Work instructions –
Find all lines in the records that include the word "away", and copy them out.

Dataset excerpts –
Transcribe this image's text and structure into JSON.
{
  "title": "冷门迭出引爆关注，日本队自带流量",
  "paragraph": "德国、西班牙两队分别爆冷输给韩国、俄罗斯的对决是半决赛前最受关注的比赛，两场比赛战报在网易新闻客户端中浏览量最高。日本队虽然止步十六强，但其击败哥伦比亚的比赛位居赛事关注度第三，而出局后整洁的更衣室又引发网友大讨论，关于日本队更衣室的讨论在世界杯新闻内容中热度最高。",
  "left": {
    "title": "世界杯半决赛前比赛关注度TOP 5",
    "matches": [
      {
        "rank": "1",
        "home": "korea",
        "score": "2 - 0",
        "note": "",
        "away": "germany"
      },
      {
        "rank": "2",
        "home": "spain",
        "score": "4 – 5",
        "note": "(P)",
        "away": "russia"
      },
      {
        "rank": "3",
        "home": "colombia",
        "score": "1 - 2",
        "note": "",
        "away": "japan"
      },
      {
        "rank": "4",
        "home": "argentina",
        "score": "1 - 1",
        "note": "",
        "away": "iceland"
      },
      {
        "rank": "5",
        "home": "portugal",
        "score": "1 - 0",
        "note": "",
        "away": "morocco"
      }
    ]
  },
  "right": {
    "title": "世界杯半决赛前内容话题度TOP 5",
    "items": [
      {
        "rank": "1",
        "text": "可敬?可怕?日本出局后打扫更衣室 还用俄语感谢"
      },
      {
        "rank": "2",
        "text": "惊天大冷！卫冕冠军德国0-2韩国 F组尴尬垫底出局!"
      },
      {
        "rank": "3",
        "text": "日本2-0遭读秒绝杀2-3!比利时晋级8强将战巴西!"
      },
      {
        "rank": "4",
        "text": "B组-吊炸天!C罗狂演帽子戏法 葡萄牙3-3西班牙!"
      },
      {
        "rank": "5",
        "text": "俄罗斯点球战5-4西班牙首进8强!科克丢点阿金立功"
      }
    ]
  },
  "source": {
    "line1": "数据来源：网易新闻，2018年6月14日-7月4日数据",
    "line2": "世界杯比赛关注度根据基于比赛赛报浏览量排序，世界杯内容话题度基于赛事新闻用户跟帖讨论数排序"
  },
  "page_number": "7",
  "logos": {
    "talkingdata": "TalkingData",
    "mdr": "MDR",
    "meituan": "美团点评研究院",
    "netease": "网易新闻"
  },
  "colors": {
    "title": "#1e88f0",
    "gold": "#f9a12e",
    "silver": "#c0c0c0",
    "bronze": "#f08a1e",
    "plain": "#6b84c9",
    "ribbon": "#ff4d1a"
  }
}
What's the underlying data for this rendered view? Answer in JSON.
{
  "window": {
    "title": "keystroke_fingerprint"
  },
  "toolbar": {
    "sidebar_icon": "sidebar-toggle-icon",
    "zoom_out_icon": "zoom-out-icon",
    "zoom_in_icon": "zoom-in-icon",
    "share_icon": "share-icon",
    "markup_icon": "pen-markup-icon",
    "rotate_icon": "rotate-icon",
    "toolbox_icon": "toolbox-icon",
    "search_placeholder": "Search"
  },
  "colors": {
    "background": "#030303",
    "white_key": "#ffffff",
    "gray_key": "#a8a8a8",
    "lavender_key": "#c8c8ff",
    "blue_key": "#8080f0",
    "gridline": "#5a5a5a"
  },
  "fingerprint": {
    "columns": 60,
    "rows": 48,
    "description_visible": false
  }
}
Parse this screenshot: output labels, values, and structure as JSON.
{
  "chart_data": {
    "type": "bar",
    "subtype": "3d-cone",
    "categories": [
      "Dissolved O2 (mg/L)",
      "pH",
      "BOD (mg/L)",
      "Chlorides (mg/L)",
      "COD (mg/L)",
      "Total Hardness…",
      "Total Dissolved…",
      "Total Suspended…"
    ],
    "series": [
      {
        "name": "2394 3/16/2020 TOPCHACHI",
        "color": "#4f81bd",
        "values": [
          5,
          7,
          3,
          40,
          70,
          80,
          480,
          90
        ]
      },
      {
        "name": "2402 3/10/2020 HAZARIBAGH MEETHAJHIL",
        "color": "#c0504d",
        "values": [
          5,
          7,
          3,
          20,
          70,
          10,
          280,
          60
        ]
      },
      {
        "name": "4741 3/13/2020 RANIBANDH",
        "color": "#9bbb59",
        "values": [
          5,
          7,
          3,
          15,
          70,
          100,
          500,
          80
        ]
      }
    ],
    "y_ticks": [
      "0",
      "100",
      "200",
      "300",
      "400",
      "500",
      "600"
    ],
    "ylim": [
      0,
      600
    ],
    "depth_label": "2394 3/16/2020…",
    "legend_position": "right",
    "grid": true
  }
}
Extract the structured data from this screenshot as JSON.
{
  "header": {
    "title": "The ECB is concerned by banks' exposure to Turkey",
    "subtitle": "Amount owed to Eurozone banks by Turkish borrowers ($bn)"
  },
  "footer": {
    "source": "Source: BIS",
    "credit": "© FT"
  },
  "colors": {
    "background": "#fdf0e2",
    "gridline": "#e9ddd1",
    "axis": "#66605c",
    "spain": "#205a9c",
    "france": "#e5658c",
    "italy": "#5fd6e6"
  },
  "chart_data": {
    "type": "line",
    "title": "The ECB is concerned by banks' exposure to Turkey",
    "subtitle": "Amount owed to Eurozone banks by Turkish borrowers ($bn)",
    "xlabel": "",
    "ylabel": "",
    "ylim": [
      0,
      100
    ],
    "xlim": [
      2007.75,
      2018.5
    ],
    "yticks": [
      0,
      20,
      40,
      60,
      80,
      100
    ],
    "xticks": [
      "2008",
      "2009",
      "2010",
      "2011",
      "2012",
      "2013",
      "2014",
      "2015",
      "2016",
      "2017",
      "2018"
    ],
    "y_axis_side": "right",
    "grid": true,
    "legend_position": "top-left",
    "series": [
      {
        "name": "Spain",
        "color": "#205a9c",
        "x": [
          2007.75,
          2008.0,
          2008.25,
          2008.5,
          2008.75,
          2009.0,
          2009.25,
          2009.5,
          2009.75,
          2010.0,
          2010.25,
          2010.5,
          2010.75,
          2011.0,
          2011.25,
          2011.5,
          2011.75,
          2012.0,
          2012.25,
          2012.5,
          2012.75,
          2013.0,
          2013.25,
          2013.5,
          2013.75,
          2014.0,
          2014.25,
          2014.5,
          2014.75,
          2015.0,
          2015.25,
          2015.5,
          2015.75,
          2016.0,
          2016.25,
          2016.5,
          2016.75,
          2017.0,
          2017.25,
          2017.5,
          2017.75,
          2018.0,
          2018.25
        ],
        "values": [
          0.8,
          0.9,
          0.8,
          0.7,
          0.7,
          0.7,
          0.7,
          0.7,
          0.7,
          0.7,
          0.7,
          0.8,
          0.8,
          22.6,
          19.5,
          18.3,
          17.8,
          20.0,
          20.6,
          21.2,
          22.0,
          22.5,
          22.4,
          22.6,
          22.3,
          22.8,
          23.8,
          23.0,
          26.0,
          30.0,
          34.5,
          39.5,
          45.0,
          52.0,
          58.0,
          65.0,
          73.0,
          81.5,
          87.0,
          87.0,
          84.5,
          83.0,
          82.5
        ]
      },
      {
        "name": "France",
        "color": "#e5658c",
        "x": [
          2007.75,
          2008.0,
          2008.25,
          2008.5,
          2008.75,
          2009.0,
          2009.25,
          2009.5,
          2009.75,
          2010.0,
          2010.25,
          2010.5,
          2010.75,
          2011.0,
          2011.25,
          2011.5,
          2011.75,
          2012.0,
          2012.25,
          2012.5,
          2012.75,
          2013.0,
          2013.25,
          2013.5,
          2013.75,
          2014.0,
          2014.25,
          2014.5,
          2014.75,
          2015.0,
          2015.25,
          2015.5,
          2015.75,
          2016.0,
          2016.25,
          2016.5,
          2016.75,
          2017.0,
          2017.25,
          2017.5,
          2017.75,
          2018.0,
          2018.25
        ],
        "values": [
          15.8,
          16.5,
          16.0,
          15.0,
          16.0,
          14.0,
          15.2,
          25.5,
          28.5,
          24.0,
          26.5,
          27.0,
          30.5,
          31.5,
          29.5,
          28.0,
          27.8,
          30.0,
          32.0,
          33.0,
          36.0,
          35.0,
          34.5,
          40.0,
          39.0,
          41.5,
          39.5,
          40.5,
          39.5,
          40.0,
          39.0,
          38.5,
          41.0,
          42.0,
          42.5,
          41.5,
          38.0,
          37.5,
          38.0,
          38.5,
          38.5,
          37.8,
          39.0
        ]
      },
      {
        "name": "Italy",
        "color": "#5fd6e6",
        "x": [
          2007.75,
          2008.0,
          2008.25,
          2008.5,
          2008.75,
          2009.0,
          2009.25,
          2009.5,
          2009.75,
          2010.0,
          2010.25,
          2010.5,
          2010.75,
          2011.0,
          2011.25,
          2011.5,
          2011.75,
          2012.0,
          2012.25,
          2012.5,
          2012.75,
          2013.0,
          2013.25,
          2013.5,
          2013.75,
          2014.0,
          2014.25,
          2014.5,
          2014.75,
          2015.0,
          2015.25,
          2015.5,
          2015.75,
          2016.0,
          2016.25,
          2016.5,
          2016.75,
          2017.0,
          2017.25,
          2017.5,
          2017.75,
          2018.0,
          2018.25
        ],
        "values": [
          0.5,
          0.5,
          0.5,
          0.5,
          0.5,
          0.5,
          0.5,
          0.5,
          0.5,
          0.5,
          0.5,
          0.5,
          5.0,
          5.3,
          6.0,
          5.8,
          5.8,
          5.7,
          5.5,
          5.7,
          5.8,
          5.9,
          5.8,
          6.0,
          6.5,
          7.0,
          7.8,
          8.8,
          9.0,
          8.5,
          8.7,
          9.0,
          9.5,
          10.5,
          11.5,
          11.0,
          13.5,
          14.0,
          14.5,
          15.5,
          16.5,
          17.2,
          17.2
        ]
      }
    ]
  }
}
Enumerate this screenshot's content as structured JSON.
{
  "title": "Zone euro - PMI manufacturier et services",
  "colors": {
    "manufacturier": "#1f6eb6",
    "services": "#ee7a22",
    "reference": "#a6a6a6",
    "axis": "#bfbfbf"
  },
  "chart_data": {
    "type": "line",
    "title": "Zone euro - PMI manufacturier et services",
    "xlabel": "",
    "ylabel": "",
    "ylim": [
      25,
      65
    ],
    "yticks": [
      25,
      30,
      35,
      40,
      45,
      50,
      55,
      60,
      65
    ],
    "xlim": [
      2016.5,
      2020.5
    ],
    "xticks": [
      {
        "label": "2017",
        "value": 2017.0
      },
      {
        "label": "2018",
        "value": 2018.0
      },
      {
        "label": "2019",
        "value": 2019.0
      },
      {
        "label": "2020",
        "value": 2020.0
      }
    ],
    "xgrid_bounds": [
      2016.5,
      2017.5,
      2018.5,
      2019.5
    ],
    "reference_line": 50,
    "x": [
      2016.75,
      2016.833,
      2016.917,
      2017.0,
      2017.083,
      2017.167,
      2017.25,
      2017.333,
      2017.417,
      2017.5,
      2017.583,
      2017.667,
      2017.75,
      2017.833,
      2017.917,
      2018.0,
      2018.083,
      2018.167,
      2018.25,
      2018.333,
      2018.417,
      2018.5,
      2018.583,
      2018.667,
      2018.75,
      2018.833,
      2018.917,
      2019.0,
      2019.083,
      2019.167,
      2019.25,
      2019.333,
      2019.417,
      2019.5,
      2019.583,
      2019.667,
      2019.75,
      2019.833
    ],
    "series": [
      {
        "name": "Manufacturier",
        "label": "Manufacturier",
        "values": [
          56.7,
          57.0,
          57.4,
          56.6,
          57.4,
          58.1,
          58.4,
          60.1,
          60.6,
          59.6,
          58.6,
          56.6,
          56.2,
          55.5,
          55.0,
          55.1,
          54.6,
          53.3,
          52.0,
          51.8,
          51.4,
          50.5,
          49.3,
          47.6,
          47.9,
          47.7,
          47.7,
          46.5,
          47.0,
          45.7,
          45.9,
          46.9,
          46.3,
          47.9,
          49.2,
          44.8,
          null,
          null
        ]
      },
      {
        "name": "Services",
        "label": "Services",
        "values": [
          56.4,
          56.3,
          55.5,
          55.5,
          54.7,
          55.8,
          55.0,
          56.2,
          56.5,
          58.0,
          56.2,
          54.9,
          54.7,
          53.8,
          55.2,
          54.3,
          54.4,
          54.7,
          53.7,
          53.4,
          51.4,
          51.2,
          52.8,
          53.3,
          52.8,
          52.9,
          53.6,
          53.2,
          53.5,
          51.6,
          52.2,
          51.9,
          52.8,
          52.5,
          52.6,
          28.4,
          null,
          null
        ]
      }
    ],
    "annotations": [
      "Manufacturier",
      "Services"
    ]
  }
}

Solution –
        "away": "germany"
        "away": "russia"
        "away": "japan"
        "away": "iceland"
        "away": "morocco"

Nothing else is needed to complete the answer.